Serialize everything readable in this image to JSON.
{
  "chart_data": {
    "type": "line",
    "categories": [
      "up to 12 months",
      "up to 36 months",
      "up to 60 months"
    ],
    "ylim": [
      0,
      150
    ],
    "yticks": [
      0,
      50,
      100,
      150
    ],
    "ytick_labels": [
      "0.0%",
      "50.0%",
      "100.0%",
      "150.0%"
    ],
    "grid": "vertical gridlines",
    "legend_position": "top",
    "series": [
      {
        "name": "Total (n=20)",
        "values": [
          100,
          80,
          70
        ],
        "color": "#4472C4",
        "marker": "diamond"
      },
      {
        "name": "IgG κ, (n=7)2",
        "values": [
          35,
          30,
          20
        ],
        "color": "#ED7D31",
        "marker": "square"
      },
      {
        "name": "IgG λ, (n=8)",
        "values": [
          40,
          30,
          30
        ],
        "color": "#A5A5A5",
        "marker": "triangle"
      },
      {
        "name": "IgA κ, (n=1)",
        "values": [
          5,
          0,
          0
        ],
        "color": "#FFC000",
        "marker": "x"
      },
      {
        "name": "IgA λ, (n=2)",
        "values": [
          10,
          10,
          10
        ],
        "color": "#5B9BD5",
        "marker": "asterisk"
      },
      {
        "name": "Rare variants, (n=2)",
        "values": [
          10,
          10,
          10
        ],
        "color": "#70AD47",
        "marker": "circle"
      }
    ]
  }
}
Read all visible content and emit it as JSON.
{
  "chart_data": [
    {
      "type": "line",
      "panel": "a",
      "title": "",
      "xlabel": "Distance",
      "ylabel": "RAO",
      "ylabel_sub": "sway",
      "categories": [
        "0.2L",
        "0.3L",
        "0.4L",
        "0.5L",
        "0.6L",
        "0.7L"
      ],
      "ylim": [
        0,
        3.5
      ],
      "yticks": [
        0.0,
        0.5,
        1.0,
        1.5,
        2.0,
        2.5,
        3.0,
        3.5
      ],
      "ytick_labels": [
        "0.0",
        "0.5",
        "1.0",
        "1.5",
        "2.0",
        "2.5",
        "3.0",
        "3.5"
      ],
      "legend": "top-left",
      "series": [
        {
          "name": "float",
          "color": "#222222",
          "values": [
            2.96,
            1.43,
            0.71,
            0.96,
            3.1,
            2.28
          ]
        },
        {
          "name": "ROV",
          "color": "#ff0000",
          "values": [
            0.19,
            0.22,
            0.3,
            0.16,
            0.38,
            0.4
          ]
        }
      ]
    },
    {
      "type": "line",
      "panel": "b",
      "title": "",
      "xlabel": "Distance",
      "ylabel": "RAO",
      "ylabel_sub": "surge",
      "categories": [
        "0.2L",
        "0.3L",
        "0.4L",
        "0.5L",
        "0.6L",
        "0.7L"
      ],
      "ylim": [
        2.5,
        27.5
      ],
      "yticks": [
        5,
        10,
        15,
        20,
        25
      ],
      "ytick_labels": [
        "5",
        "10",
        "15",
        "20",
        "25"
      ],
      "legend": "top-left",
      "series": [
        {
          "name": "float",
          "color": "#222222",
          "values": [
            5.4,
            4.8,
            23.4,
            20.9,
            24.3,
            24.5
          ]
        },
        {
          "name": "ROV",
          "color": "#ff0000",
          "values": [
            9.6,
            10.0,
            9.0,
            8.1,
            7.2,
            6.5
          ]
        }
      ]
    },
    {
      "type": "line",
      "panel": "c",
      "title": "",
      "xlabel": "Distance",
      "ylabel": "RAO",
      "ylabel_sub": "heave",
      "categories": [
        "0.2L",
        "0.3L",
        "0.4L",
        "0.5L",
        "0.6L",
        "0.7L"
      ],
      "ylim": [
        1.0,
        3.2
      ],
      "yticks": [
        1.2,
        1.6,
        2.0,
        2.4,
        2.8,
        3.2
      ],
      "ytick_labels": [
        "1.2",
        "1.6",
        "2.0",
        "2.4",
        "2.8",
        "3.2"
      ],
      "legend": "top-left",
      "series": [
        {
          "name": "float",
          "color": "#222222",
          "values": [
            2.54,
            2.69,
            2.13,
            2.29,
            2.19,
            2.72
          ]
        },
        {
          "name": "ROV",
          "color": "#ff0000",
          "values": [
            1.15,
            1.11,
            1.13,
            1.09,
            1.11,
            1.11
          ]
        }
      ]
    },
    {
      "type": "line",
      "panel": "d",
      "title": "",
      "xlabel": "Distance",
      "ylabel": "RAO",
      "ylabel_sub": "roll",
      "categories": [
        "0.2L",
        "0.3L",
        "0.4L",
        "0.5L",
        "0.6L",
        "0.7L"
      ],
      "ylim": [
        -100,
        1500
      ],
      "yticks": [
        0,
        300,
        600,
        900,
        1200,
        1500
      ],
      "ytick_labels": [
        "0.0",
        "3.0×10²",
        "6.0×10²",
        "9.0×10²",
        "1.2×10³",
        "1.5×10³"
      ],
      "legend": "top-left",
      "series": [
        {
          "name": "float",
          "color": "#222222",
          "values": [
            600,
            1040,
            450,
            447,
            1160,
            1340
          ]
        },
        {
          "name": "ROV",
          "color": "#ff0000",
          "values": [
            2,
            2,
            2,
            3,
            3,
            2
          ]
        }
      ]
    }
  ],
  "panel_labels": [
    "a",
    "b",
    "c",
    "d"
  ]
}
========================================
* **Task statement**:
Give an exact repetition of all the material.

* **Task solution**:
Serialize everything readable in this image to JSON.
{
  "chart_data": {
    "type": "line",
    "categories": [
      "up to 12 months",
      "up to 36 months",
      "up to 60 months"
    ],
    "ylim": [
      0,
      150
    ],
    "yticks": [
      0,
      50,
      100,
      150
    ],
    "ytick_labels": [
      "0.0%",
      "50.0%",
      "100.0%",
      "150.0%"
    ],
    "grid": "vertical gridlines",
    "legend_position": "top",
    "series": [
      {
        "name": "Total (n=20)",
        "values": [
          100,
          80,
          70
        ],
        "color": "#4472C4",
        "marker": "diamond"
      },
      {
        "name": "IgG κ, (n=7)2",
        "values": [
          35,
          30,
          20
        ],
        "color": "#ED7D31",
        "marker": "square"
      },
      {
        "name": "IgG λ, (n=8)",
        "values": [
          40,
          30,
          30
        ],
        "color": "#A5A5A5",
        "marker": "triangle"
      },
      {
        "name": "IgA κ, (n=1)",
        "values": [
          5,
          0,
          0
        ],
        "color": "#FFC000",
        "marker": "x"
      },
      {
        "name": "IgA λ, (n=2)",
        "values": [
          10,
          10,
          10
        ],
        "color": "#5B9BD5",
        "marker": "asterisk"
      },
      {
        "name": "Rare variants, (n=2)",
        "values": [
          10,
          10,
          10
        ],
        "color": "#70AD47",
        "marker": "circle"
      }
    ]
  }
}
Read all visible content and emit it as JSON.
{
  "chart_data": [
    {
      "type": "line",
      "panel": "a",
      "title": "",
      "xlabel": "Distance",
      "ylabel": "RAO",
      "ylabel_sub": "sway",
      "categories": [
        "0.2L",
        "0.3L",
        "0.4L",
        "0.5L",
        "0.6L",
        "0.7L"
      ],
      "ylim": [
        0,
        3.5
      ],
      "yticks": [
        0.0,
        0.5,
        1.0,
        1.5,
        2.0,
        2.5,
        3.0,
        3.5
      ],
      "ytick_labels": [
        "0.0",
        "0.5",
        "1.0",
        "1.5",
        "2.0",
        "2.5",
        "3.0",
        "3.5"
      ],
      "legend": "top-left",
      "series": [
        {
          "name": "float",
          "color": "#222222",
          "values": [
            2.96,
            1.43,
            0.71,
            0.96,
            3.1,
            2.28
          ]
        },
        {
          "name": "ROV",
          "color": "#ff0000",
          "values": [
            0.19,
            0.22,
            0.3,
            0.16,
            0.38,
            0.4
          ]
        }
      ]
    },
    {
      "type": "line",
      "panel": "b",
      "title": "",
      "xlabel": "Distance",
      "ylabel": "RAO",
      "ylabel_sub": "surge",
      "categories": [
        "0.2L",
        "0.3L",
        "0.4L",
        "0.5L",
        "0.6L",
        "0.7L"
      ],
      "ylim": [
        2.5,
        27.5
      ],
      "yticks": [
        5,
        10,
        15,
        20,
        25
      ],
      "ytick_labels": [
        "5",
        "10",
        "15",
        "20",
        "25"
      ],
      "legend": "top-left",
      "series": [
        {
          "name": "float",
          "color": "#222222",
          "values": [
            5.4,
            4.8,
            23.4,
            20.9,
            24.3,
            24.5
          ]
        },
        {
          "name": "ROV",
          "color": "#ff0000",
          "values": [
            9.6,
            10.0,
            9.0,
            8.1,
            7.2,
            6.5
          ]
        }
      ]
    },
    {
      "type": "line",
      "panel": "c",
      "title": "",
      "xlabel": "Distance",
      "ylabel": "RAO",
      "ylabel_sub": "heave",
      "categories": [
        "0.2L",
        "0.3L",
        "0.4L",
        "0.5L",
        "0.6L",
        "0.7L"
      ],
      "ylim": [
        1.0,
        3.2
      ],
      "yticks": [
        1.2,
        1.6,
        2.0,
        2.4,
        2.8,
        3.2
      ],
      "ytick_labels": [
        "1.2",
        "1.6",
        "2.0",
        "2.4",
        "2.8",
        "3.2"
      ],
      "legend": "top-left",
      "series": [
        {
          "name": "float",
          "color": "#222222",
          "values": [
            2.54,
            2.69,
            2.13,
            2.29,
            2.19,
            2.72
          ]
        },
        {
          "name": "ROV",
          "color": "#ff0000",
          "values": [
            1.15,
            1.11,
            1.13,
            1.09,
            1.11,
            1.11
          ]
        }
      ]
    },
    {
      "type": "line",
      "panel": "d",
      "title": "",
      "xlabel": "Distance",
      "ylabel": "RAO",
      "ylabel_sub": "roll",
      "categories": [
        "0.2L",
        "0.3L",
        "0.4L",
        "0.5L",
        "0.6L",
        "0.7L"
      ],
      "ylim": [
        -100,
        1500
      ],
      "yticks": [
        0,
        300,
        600,
        900,
        1200,
        1500
      ],
      "ytick_labels": [
        "0.0",
        "3.0×10²",
        "6.0×10²",
        "9.0×10²",
        "1.2×10³",
        "1.5×10³"
      ],
      "legend": "top-left",
      "series": [
        {
          "name": "float",
          "color": "#222222",
          "values": [
            600,
            1040,
            450,
            447,
            1160,
            1340
          ]
        },
        {
          "name": "ROV",
          "color": "#ff0000",
          "values": [
            2,
            2,
            2,
            3,
            3,
            2
          ]
        }
      ]
    }
  ],
  "panel_labels": [
    "a",
    "b",
    "c",
    "d"
  ]
}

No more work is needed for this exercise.